══ EXERCISE INPUT ══
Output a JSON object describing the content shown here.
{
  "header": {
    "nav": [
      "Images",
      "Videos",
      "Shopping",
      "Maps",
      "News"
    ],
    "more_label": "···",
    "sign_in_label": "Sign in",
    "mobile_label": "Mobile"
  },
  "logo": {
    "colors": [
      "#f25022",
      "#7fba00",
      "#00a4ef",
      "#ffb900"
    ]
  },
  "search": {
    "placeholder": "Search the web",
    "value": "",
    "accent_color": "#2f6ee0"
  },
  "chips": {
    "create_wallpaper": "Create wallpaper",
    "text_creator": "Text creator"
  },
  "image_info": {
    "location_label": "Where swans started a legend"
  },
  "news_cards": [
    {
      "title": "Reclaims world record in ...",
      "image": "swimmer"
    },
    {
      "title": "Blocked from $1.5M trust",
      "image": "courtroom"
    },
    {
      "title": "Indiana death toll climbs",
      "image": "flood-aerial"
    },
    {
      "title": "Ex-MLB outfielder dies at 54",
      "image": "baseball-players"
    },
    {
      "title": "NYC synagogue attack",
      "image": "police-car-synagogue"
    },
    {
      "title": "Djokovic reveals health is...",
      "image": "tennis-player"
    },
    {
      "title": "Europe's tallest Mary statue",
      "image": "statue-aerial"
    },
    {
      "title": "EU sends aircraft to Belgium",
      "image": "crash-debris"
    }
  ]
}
═══
§ **WORK TO DO**
How many lines in these entries hold the string "synagogue"? Answer with the number alone.

§ **EXERCISE ANSWER**
2